[Dataset records]
__________________________________________________

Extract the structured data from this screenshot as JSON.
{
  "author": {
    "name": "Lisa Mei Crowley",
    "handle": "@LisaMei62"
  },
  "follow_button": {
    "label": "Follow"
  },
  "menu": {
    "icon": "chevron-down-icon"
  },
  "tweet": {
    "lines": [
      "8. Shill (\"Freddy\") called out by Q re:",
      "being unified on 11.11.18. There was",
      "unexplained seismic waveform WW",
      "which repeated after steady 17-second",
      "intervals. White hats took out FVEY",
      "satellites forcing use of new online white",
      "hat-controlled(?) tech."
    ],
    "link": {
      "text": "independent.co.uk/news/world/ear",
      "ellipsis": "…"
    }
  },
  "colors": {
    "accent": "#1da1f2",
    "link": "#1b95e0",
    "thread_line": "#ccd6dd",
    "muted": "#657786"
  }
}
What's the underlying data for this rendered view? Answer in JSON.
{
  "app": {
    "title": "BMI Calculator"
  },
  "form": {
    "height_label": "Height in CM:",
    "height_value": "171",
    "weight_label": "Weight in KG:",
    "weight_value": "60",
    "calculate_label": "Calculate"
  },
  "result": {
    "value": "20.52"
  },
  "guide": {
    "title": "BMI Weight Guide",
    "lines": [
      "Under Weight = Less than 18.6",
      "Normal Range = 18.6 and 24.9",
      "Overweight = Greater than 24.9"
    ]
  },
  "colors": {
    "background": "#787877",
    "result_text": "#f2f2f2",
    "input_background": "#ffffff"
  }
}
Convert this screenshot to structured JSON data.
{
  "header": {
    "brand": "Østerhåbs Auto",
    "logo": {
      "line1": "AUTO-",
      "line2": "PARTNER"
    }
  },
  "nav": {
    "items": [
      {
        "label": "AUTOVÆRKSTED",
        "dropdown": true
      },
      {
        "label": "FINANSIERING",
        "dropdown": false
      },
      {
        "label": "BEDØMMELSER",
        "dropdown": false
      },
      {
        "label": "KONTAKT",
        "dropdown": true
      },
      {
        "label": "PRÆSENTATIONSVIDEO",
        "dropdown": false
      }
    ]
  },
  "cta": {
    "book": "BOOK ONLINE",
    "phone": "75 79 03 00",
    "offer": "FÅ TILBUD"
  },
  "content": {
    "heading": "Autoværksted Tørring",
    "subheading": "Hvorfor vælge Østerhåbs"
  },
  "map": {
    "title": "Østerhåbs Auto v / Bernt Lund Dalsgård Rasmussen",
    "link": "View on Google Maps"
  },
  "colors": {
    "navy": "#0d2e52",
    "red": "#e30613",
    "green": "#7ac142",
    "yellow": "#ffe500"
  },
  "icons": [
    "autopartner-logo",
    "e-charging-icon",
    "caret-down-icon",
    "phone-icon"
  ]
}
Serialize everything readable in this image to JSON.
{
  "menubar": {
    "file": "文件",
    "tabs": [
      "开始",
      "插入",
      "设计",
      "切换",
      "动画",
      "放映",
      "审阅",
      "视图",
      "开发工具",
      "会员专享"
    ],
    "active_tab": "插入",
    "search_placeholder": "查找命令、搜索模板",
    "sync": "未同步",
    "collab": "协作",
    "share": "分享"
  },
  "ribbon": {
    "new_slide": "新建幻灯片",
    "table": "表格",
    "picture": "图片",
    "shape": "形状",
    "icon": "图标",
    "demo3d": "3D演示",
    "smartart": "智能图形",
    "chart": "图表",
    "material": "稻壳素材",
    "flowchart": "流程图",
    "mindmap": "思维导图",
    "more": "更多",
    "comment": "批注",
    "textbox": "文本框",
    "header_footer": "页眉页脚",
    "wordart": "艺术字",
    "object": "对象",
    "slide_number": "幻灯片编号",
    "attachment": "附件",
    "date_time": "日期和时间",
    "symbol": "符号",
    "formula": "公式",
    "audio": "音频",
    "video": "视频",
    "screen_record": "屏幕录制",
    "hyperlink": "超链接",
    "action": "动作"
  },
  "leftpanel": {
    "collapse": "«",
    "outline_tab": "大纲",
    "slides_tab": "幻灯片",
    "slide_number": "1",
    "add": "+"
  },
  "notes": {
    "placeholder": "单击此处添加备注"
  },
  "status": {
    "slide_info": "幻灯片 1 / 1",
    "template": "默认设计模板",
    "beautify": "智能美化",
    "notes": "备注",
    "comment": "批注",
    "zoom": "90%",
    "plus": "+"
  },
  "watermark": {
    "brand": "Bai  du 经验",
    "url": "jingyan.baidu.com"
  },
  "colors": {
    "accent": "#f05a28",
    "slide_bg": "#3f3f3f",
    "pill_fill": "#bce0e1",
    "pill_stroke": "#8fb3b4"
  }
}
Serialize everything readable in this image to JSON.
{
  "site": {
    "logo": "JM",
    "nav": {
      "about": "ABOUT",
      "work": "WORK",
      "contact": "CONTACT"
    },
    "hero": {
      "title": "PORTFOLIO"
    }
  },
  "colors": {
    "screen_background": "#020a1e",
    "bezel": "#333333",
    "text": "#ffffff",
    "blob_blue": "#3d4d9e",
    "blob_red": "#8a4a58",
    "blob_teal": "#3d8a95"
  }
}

__________________________________________________

▶ [Set problem]: Using the listing above, work out how many of its lines include "screenshot", and give only the result.

▶ [Exercise result]: 2